* [STATED PROBLEM]:
Locate each line holding the string "Кирова" and copy it.

* [RECORD SET]:
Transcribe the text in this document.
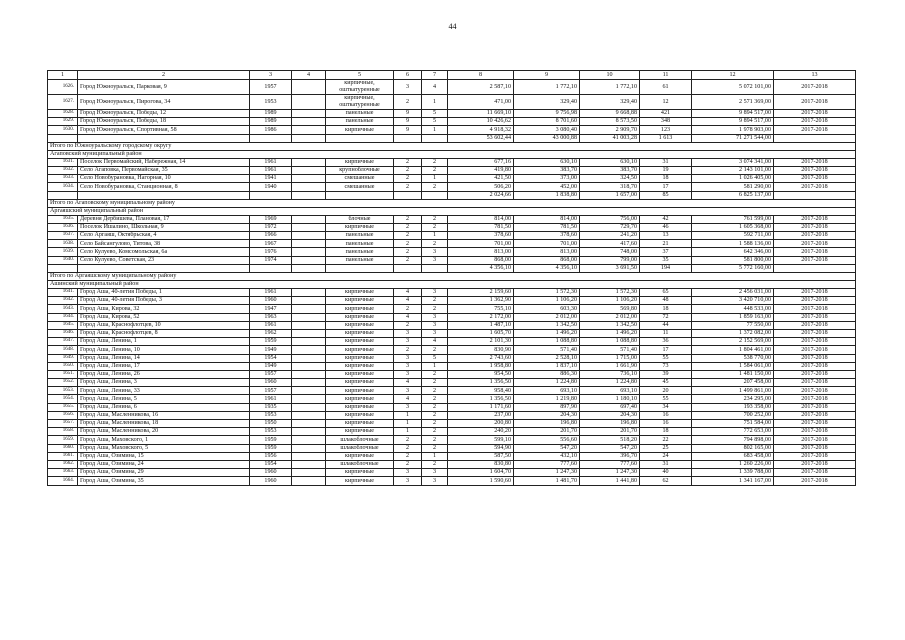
44
1	2	3	4	5	6	7	8	9	10	11	12	13
1626.	Город Южноуральск, Парковая, 9	1957		кирпичные, ошткатуренные	3	4	2 587,10	1 772,10	1 772,10	61	5 072 101,00	2017-2018
1627.	Город Южноуральск, Пирогова, 34	1953		кирпичные, ошткатуренные	2	1	471,00	329,40	329,40	12	2 571 369,00	2017-2018
1628.	Город Южноуральск, Победы, 12	1989		панельные	9	5	11 669,10	9 756,98	9 668,88	421	9 894 517,00	2017-2018
1629.	Город Южноуральск, Победы, 18	1989		панельные	9	5	10 426,62	8 701,60	8 573,50	348	9 894 517,00	2017-2018
1630.	Город Южноуральск, Спортивная, 58	1986		кирпичные	9	1	4 918,32	3 080,40	2 909,70	123	1 978 903,00	2017-2018
							53 602,44	43 000,88	41 003,28	1 613	71 271 544,00	
Итого по Южноуральскому городскому округу												
Агаповский муниципальный район												
1631.	Поселок Первомайский, Набережная, 14	1961		кирпичные	2	2	677,16	630,10	630,10	31	3 074 341,00	2017-2018
1632.	Село Агаповка, Первомайская, 35	1961		крупноблочные	2	2	419,80	383,70	383,70	19	2 143 101,00	2017-2018
1633.	Село Новобурановка, Нагорная, 10	1941		смешанные	2	1	421,50	373,00	324,50	18	1 026 405,00	2017-2018
1634.	Село Новобурановка, Станционная, 8	1940		смешанные	2	2	506,20	452,00	318,70	17	581 290,00	2017-2018
							2 024,66	1 838,80	1 657,00	85	6 825 137,00	
Итого по Агаповскому муниципальному району												
Аргаяшский муниципальный район												
1635.	Деревня Дербишева, Плановая, 17	1969		блочные	2	2	814,00	814,00	756,00	42	761 599,00	2017-2018
1636.	Поселок Ишалино, Школьная, 9	1972		кирпичные	2	2	781,50	781,50	729,70	46	1 605 368,00	2017-2018
1637.	Село Аргаяш, Октябрьская, 4	1966		панельные	2	1	378,60	378,60	241,20	13	592 711,00	2017-2018
1638.	Село Байсангулово, Титова, 38	1967		панельные	2	2	701,00	701,00	417,60	21	1 588 136,00	2017-2018
1639.	Село Кулуево, Комсомольская, 6а	1976		панельные	2	3	813,00	813,00	748,00	37	642 346,00	2017-2018
1640.	Село Кулуево, Советская, 23	1974		панельные	2	3	868,00	868,00	799,00	35	581 800,00	2017-2018
							4 356,10	4 356,10	3 691,50	194	5 772 160,00	
Итого по Аргаяшскому муниципальному району												
Ашинский муниципальный район												
1641.	Город Аша, 40-летия Победы, 1	1961		кирпичные	4	3	2 159,60	1 572,30	1 572,30	65	2 456 031,00	2017-2018
1642.	Город Аша, 40-летия Победы, 3	1960		кирпичные	4	2	1 362,90	1 106,20	1 106,20	48	3 420 710,00	2017-2018
1643.	Город Аша, Кирова, 32	1947		кирпичные	2	2	755,10	603,30	569,80	18	448 533,00	2017-2018
1644.	Город Аша, Кирова, 52	1963		кирпичные	4	3	2 172,00	2 012,00	2 012,00	72	1 859 163,00	2017-2018
1645.	Город Аша, Краснофлотцев, 10	1961		кирпичные	2	3	1 487,10	1 342,50	1 342,50	44	77 550,00	2017-2018
1646.	Город Аша, Краснофлотцев, 8	1962		кирпичные	3	3	1 605,70	1 496,20	1 496,20	11	1 372 082,00	2017-2018
1647.	Город Аша, Ленина, 1	1959		кирпичные	3	4	2 101,30	1 088,80	1 088,80	36	2 152 569,00	2017-2018
1648.	Город Аша, Ленина, 10	1949		кирпичные	2	2	830,90	571,40	571,40	17	1 804 461,00	2017-2018
1649.	Город Аша, Ленина, 14	1954		кирпичные	3	5	2 743,60	2 528,10	1 715,00	55	538 770,00	2017-2018
1650.	Город Аша, Ленина, 17	1949		кирпичные	3	1	1 958,80	1 837,10	1 661,90	73	1 584 061,00	2017-2018
1651.	Город Аша, Ленина, 26	1957		кирпичные	3	2	954,50	886,30	736,10	39	1 481 150,00	2017-2018
1652.	Город Аша, Ленина, 3	1960		кирпичные	4	2	1 356,50	1 224,80	1 224,80	45	207 458,00	2017-2018
1653.	Город Аша, Ленина, 33	1957		кирпичные	3	2	958,40	693,10	693,10	20	1 499 861,00	2017-2018
1654.	Город Аша, Ленина, 5	1961		кирпичные	4	2	1 356,50	1 219,80	1 180,10	55	234 295,00	2017-2018
1655.	Город Аша, Ленина, 6	1935		кирпичные	3	2	1 171,60	897,90	697,40	34	193 358,00	2017-2018
1656.	Город Аша, Масленникова, 16	1953		кирпичные	1	2	237,00	204,30	204,30	16	700 252,00	2017-2018
1657.	Город Аша, Масленникова, 18	1950		кирпичные	1	2	200,80	196,80	196,80	16	751 584,00	2017-2018
1658.	Город Аша, Масленникова, 20	1953		кирпичные	1	2	240,20	201,70	201,70	18	772 653,00	2017-2018
1659.	Город Аша, Маховского, 1	1959		шлакоблочные	2	2	599,10	556,60	518,20	22	794 898,00	2017-2018
1660.	Город Аша, Маховского, 5	1959		шлакоблочные	2	2	594,90	547,20	547,20	25	802 165,00	2017-2018
1661.	Город Аша, Озимина, 15	1956		кирпичные	2	1	587,50	432,10	396,70	24	683 458,00	2017-2018
1662.	Город Аша, Озимина, 24	1954		шлакоблочные	2	2	830,80	777,60	777,60	31	1 260 226,00	2017-2018
1663.	Город Аша, Озимина, 29	1960		кирпичные	3	3	1 604,70	1 247,30	1 247,30	40	1 339 788,00	2017-2018
1664.	Город Аша, Озимина, 35	1960		кирпичные	3	3	1 590,60	1 481,70	1 441,80	62	1 341 167,00	2017-2018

* [CORRECT RESPONSE]:
1643.	Город Аша, Кирова, 32	1947		кирпичные	2	2	755,10	603,30	569,80	18	448 533,00	2017-2018
1644.	Город Аша, Кирова, 52	1963		кирпичные	4	3	2 172,00	2 012,00	2 012,00	72	1 859 163,00	2017-2018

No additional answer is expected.